Excerpt from a dataset:
····················

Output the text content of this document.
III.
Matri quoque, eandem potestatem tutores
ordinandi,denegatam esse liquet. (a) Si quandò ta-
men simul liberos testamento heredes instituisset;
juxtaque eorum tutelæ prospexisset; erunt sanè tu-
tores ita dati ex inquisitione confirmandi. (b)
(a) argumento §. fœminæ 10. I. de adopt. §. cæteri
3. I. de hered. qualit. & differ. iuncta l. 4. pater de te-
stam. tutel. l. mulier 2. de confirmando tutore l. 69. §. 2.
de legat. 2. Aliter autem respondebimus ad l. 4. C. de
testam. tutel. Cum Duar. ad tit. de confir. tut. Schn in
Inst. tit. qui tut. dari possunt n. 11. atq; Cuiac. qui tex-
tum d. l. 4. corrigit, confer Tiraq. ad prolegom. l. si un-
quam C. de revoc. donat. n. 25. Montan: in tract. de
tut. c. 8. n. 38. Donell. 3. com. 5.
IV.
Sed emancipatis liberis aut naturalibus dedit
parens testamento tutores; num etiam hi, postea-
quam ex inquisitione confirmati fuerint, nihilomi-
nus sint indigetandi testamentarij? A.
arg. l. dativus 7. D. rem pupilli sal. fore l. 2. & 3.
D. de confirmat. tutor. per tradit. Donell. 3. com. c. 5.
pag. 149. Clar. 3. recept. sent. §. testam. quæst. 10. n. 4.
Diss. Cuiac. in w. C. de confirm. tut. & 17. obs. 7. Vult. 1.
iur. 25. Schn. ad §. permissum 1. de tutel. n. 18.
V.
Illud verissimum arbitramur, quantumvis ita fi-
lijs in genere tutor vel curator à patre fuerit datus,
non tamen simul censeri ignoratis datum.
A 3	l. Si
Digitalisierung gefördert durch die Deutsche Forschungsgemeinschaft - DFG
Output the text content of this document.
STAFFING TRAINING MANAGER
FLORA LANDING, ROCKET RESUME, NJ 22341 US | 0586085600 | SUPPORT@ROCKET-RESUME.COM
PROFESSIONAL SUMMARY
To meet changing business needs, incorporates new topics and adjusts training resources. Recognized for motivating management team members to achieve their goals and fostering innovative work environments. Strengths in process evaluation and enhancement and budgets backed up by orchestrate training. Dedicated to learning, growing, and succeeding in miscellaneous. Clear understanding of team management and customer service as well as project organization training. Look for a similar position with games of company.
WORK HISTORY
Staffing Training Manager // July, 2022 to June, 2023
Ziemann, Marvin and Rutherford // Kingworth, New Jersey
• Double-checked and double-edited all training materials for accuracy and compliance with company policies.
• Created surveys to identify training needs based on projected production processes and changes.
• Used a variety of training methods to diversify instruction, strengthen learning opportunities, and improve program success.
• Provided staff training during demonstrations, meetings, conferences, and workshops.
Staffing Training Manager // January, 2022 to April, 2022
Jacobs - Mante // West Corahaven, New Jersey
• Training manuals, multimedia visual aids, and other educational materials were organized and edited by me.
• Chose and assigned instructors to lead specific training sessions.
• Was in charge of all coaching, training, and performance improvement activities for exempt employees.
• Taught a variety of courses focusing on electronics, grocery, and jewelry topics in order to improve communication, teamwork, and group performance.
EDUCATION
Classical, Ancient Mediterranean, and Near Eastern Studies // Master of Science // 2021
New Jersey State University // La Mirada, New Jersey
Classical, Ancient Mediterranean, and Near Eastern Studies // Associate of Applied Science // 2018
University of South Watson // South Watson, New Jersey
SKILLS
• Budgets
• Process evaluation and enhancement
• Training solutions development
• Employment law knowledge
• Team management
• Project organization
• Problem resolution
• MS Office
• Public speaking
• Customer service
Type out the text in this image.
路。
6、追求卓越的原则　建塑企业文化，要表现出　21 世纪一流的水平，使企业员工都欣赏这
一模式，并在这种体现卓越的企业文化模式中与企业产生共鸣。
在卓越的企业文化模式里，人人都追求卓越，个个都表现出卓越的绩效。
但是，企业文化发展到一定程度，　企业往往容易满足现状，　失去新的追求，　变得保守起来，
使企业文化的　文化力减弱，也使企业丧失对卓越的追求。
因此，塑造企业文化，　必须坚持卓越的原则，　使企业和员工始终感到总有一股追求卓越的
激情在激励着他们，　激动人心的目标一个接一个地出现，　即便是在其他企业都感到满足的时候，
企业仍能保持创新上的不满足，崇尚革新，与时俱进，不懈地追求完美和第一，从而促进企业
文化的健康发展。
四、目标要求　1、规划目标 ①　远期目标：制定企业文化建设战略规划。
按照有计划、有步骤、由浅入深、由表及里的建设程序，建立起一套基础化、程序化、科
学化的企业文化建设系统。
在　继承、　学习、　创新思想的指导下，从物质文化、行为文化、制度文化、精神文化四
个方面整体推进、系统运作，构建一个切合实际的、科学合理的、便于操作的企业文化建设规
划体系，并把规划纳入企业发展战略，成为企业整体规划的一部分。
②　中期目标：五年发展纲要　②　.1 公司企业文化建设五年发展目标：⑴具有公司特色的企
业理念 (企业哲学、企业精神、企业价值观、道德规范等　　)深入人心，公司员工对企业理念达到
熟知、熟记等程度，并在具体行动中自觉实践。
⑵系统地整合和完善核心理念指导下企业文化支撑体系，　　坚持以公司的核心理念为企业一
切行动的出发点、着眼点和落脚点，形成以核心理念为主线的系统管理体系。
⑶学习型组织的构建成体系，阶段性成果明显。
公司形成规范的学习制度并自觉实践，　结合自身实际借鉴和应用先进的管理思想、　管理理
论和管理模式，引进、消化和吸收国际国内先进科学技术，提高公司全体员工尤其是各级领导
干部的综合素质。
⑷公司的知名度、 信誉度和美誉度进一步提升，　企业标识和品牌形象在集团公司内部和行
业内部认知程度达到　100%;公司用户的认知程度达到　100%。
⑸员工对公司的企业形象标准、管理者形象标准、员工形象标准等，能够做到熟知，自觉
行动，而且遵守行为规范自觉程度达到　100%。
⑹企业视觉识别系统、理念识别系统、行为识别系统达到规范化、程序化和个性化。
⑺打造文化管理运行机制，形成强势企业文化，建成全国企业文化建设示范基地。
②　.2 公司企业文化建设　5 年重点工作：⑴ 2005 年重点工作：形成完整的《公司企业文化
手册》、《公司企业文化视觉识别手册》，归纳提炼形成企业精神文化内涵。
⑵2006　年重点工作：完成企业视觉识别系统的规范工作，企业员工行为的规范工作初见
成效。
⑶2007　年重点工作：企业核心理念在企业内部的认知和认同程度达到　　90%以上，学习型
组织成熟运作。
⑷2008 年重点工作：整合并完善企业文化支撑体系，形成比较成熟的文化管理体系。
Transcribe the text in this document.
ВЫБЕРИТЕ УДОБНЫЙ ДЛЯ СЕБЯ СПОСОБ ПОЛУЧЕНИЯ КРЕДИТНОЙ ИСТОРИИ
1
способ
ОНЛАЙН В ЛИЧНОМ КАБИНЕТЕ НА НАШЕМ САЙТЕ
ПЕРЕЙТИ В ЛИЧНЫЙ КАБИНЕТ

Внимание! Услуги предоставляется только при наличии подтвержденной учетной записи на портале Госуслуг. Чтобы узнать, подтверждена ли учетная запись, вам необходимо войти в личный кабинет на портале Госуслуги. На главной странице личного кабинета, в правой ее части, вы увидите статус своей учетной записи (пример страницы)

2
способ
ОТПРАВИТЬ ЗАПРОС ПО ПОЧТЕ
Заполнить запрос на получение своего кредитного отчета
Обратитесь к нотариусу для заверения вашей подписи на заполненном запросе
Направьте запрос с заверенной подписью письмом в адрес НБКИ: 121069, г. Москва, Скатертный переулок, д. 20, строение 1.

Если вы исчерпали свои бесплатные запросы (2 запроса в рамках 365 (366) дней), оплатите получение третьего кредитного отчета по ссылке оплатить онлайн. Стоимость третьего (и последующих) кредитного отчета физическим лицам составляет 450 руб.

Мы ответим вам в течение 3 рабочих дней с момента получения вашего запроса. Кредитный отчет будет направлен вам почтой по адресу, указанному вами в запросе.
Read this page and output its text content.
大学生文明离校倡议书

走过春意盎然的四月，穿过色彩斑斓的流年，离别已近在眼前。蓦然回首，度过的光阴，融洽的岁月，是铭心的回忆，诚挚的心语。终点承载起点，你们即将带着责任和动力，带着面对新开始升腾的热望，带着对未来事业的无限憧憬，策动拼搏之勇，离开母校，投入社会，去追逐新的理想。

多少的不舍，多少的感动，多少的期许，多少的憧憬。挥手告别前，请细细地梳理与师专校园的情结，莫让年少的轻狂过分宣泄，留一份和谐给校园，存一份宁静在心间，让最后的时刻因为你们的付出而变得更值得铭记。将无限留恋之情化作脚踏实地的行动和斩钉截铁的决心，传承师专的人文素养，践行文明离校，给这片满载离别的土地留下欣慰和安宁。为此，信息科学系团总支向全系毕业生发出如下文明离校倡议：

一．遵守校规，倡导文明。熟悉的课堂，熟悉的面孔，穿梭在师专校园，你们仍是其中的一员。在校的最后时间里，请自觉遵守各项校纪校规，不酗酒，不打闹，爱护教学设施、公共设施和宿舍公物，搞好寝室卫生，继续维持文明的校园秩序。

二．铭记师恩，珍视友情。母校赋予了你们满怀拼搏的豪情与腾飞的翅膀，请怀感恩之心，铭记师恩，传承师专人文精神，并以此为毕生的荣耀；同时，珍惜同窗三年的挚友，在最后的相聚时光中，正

····················

Extract every line above containing the word "company".

To meet changing business needs, incorporates new topics and adjusts training resources. Recognized for motivating management team members to achieve their goals and fostering innovative work environments. Strengths in process evaluation and enhancement and budgets backed up by orchestrate training. Dedicated to learning, growing, and succeeding in miscellaneous. Clear understanding of team management and customer service as well as project organization training. Look for a similar position with games of company.
• Double-checked and double-edited all training materials for accuracy and compliance with company policies.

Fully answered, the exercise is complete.